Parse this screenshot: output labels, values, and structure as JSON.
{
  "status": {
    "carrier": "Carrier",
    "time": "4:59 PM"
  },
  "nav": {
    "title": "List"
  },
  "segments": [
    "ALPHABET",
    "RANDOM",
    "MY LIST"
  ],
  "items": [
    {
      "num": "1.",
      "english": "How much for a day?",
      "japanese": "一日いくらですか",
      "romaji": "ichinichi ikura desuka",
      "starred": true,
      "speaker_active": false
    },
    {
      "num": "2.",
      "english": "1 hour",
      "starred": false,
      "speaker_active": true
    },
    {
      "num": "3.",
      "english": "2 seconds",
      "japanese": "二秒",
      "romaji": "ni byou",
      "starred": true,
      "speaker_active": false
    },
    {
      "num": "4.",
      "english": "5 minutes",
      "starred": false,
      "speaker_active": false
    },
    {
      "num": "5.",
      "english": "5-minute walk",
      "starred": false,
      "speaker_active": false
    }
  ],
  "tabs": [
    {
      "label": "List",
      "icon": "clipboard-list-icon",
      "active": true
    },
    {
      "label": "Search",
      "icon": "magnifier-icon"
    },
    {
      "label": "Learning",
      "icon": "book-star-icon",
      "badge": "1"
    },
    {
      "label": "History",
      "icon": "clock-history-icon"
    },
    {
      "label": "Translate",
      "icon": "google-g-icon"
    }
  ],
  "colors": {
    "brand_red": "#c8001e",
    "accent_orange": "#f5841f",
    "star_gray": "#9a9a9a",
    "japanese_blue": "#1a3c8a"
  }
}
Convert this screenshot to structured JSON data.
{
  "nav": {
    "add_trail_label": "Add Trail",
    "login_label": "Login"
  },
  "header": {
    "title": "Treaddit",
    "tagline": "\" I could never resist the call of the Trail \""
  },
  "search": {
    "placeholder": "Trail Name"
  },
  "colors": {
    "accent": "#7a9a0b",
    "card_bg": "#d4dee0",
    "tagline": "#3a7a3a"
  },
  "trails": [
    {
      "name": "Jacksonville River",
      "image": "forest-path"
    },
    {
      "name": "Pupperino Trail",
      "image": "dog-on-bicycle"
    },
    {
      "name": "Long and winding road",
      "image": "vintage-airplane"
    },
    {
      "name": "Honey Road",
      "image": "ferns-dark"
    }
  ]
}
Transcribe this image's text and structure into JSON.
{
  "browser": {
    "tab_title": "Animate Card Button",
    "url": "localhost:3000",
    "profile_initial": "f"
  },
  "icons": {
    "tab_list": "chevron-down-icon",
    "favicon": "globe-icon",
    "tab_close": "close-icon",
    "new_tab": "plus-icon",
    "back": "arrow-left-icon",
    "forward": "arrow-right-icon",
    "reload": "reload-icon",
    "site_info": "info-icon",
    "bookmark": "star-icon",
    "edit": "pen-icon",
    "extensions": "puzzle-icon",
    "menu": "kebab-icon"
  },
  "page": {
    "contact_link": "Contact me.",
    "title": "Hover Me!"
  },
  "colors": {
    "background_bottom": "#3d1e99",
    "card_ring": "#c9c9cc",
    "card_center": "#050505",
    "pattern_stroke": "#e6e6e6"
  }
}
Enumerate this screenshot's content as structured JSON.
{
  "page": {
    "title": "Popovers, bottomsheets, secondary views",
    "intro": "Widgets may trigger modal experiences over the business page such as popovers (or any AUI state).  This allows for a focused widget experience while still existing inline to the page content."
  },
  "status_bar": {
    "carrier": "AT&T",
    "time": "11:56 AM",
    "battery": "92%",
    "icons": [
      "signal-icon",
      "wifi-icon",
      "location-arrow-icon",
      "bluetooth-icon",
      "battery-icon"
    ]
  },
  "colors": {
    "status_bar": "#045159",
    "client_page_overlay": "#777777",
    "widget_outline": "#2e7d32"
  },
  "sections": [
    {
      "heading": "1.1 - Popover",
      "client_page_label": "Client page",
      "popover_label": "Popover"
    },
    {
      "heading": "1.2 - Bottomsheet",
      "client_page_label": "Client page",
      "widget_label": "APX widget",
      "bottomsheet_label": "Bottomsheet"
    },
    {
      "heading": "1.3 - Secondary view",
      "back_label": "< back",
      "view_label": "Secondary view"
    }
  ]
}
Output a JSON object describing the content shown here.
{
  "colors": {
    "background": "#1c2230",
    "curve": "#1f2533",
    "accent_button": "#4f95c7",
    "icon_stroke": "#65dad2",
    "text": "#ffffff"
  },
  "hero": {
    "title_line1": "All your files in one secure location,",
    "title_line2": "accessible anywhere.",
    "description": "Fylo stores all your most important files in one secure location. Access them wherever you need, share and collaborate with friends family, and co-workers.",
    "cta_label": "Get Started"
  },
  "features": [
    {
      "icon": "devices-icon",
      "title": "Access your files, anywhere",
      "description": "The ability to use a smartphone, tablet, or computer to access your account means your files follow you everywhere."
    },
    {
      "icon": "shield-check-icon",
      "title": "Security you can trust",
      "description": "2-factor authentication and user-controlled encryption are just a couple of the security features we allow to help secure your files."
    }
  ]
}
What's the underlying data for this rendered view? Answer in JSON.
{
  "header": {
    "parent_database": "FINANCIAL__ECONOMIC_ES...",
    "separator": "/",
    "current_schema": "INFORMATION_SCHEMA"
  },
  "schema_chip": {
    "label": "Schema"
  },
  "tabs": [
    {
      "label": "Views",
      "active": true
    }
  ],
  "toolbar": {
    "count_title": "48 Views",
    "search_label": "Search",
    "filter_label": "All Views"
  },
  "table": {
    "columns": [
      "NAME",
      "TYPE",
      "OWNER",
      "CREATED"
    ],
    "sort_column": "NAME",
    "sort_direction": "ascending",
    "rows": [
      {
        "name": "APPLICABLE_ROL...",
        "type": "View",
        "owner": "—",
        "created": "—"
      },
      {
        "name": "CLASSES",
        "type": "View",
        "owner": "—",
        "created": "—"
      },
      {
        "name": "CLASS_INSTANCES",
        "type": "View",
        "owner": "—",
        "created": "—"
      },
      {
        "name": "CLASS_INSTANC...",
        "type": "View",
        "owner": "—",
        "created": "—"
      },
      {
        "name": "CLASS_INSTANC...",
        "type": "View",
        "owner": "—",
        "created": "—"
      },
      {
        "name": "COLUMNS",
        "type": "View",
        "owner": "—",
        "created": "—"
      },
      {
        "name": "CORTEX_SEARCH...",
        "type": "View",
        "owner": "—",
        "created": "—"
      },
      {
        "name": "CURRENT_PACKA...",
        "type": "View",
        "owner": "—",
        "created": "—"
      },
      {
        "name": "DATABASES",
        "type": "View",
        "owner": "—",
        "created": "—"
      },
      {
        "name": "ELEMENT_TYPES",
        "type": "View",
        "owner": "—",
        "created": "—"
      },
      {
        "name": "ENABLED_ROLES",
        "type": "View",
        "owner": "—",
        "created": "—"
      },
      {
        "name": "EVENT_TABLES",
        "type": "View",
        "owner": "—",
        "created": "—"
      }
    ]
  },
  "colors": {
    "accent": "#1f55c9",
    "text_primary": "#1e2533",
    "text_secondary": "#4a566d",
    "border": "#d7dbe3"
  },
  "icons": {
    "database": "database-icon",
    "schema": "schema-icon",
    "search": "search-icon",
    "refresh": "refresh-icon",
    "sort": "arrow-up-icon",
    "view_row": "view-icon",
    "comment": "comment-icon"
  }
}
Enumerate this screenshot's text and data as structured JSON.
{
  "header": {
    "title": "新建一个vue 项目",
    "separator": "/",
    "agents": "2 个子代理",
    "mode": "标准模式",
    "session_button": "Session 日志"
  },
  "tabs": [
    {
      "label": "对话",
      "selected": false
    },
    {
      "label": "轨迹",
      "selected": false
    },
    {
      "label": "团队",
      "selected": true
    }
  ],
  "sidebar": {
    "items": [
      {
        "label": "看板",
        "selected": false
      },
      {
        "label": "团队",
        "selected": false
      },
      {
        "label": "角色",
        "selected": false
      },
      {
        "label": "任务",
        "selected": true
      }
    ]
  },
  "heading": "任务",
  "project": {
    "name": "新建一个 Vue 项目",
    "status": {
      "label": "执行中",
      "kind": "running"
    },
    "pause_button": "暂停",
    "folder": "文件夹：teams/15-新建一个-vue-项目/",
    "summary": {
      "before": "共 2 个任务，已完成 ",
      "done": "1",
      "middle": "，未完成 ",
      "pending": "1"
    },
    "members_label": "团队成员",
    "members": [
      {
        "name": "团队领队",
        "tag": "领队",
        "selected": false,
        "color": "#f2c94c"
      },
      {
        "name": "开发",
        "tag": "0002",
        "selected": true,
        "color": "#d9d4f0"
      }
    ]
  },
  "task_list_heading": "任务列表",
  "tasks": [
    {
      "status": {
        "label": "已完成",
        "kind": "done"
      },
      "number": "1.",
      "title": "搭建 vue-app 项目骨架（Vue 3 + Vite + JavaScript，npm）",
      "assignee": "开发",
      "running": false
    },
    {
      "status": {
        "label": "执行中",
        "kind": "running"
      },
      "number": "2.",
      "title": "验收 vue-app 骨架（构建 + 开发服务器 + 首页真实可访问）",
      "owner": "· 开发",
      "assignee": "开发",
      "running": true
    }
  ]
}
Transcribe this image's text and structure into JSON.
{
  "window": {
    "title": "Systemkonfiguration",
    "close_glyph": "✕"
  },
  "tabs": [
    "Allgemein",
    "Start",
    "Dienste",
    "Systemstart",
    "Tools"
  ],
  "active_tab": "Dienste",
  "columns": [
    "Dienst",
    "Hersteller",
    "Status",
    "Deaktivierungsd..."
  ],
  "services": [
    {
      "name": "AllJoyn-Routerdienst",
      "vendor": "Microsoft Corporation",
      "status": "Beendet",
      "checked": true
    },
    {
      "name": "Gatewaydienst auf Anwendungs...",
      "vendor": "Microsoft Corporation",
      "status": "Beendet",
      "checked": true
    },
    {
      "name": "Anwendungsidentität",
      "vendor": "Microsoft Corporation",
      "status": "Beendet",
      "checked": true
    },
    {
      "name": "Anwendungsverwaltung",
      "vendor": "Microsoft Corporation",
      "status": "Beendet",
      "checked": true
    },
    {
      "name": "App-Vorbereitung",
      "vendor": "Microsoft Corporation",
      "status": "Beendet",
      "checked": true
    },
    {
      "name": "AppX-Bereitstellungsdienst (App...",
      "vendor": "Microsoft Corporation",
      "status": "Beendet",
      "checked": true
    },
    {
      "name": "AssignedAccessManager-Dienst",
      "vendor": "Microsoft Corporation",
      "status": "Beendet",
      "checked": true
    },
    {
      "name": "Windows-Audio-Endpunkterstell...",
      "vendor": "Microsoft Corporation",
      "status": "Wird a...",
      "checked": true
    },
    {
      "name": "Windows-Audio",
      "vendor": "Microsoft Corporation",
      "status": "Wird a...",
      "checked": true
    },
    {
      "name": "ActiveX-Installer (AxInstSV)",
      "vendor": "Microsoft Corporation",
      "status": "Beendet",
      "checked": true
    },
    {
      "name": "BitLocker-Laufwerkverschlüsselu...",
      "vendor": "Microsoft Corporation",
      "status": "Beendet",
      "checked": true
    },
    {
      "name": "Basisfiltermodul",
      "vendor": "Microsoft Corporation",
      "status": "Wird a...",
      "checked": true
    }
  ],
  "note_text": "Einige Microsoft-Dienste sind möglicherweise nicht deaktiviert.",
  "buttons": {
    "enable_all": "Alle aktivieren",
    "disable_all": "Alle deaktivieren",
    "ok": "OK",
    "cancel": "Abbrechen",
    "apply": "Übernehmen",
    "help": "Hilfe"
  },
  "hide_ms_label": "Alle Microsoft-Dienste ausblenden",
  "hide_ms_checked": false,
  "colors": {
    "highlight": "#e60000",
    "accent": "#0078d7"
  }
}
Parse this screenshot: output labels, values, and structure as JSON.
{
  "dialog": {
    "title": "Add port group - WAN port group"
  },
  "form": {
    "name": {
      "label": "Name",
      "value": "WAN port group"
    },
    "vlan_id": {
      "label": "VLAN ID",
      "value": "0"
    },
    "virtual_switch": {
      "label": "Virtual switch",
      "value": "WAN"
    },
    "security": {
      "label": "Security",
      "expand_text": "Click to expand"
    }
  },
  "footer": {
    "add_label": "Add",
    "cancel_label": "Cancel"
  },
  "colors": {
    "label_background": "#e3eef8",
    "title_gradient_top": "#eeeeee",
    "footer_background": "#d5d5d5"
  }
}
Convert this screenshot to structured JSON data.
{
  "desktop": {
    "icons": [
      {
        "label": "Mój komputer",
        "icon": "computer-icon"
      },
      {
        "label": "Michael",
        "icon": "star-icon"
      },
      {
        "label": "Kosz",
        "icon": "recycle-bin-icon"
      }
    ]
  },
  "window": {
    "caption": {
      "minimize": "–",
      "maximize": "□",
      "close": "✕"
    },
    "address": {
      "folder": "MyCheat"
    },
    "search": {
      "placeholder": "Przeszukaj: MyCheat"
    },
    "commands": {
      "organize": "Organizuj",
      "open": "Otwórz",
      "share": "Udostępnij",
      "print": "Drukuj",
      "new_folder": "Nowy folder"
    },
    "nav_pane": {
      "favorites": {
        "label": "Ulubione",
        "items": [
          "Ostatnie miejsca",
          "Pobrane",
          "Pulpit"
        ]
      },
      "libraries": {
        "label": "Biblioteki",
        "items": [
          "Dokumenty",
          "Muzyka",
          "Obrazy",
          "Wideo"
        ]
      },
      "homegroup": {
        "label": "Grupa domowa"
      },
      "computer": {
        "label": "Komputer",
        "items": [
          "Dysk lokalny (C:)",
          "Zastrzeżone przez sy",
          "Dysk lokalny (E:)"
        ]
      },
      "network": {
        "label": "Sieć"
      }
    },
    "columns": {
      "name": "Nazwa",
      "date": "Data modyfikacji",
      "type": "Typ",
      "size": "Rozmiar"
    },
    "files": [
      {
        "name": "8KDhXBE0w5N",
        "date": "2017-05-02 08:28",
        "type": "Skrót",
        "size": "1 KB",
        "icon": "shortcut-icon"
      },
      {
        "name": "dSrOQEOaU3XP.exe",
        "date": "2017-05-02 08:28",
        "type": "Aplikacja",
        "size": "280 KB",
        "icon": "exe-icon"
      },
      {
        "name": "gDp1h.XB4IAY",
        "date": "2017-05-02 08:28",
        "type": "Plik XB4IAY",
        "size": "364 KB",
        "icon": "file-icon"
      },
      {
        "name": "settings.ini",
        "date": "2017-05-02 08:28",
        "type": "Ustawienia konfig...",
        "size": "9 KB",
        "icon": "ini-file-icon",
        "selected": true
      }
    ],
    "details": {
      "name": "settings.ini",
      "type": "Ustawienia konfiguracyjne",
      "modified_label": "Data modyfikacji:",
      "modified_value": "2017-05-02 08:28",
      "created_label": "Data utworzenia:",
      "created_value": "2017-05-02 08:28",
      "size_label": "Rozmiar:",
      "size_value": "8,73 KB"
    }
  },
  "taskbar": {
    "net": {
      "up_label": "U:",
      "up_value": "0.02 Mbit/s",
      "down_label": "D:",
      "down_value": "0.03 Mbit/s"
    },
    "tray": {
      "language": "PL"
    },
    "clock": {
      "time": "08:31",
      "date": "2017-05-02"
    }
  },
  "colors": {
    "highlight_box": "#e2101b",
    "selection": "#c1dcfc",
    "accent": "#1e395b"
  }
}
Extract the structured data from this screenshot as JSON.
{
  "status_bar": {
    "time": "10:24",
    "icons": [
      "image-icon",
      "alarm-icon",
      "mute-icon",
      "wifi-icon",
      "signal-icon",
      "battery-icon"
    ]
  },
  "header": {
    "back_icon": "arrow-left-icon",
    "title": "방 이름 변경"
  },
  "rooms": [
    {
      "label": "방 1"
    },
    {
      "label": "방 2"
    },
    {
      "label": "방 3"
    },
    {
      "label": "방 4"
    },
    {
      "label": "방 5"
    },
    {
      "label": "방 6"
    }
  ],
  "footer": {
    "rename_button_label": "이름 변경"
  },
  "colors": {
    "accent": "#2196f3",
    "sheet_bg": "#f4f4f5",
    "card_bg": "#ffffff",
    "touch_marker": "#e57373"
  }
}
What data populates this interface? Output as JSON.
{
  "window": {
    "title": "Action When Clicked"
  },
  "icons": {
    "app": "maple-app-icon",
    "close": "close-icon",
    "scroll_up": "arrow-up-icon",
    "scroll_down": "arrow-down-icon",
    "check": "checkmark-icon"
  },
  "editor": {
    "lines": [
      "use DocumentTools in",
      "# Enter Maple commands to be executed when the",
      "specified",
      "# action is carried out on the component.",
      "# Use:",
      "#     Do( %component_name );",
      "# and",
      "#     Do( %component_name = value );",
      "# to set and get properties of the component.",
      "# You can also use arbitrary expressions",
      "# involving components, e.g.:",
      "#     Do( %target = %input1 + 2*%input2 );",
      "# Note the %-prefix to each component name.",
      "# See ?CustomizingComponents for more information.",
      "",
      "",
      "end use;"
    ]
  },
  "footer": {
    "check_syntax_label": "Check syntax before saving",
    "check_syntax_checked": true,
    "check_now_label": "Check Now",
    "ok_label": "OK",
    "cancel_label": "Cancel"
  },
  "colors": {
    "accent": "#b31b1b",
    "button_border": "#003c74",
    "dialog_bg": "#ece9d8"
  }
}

##############################

Copy out every line where the word "content" occurs.

# CORRECT OUTPUT
Enumerate this screenshot's content as structured JSON.
    "intro": "Widgets may trigger modal experiences over the business page such as popovers (or any AUI state).  This allows for a focused widget experience while still existing inline to the page content."
Output a JSON object describing the content shown here.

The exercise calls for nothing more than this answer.